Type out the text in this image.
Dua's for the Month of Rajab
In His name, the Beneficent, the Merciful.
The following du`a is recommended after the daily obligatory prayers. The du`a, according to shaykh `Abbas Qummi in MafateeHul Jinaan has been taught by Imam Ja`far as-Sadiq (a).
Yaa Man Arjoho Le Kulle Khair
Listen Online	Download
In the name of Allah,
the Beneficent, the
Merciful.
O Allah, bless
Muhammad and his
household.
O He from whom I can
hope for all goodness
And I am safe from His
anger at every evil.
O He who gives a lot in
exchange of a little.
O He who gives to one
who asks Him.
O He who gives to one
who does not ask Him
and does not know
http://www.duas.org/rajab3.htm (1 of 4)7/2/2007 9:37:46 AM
┄┄┄┄┄┄
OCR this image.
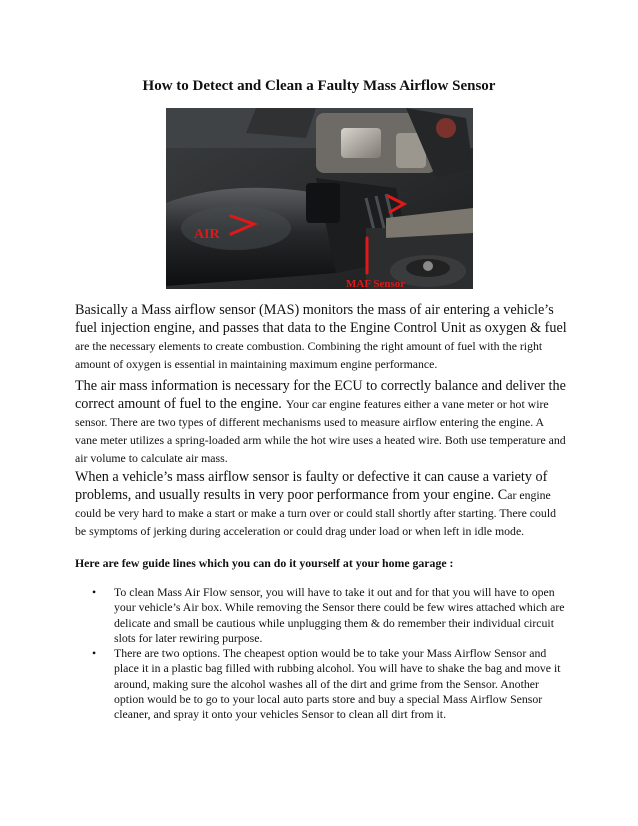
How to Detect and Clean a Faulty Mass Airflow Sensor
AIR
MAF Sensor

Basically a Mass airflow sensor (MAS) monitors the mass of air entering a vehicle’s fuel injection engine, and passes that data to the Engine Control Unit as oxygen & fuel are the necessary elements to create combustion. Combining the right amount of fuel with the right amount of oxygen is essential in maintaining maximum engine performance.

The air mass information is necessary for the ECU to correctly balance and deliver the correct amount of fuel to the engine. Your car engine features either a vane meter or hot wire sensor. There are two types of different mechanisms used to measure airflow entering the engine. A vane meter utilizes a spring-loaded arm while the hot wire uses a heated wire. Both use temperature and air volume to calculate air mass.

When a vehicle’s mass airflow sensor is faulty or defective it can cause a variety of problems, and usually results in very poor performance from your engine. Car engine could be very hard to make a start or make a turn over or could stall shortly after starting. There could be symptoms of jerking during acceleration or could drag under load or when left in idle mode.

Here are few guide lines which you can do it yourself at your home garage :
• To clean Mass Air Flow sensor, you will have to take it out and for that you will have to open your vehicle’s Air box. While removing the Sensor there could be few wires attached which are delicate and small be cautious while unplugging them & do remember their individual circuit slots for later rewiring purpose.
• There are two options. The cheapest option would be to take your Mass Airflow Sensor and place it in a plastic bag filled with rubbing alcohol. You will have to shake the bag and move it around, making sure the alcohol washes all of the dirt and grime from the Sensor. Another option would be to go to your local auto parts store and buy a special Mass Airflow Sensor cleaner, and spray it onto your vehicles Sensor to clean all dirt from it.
┄┄┄┄┄┄
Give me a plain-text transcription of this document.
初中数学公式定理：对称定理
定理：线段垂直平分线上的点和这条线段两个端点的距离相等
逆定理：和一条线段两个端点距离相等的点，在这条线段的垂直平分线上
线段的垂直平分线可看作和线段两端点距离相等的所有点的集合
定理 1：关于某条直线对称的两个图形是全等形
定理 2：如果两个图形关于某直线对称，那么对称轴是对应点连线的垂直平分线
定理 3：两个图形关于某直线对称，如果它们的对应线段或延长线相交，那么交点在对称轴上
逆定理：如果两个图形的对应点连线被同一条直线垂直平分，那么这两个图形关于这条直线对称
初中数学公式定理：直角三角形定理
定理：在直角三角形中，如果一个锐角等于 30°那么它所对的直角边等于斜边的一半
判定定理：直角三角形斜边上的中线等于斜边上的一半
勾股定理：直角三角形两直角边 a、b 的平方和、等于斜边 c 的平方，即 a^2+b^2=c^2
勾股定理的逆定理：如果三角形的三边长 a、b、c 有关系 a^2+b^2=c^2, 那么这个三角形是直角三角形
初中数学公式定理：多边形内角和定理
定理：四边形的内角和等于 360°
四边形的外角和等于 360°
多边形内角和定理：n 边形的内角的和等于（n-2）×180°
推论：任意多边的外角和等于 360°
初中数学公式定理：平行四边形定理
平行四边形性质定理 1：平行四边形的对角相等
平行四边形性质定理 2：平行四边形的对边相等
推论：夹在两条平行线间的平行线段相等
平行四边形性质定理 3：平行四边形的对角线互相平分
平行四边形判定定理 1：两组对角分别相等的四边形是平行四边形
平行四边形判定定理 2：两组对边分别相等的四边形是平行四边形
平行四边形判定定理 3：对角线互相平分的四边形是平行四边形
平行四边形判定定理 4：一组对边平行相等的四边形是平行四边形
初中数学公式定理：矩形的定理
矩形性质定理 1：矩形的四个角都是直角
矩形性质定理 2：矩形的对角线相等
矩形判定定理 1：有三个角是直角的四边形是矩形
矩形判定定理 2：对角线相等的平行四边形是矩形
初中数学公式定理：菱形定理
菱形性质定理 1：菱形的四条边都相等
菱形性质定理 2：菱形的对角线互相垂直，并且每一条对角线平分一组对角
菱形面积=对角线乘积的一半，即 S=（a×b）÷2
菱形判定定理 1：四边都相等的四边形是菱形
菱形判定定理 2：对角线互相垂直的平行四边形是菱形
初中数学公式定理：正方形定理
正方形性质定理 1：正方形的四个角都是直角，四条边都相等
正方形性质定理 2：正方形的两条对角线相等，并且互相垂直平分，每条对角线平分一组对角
┄┄┄┄┄┄
INSTRUCTION: Tally how many lines in the material above hold the word "fuel". Write only that number.

FULL ANSWER: 2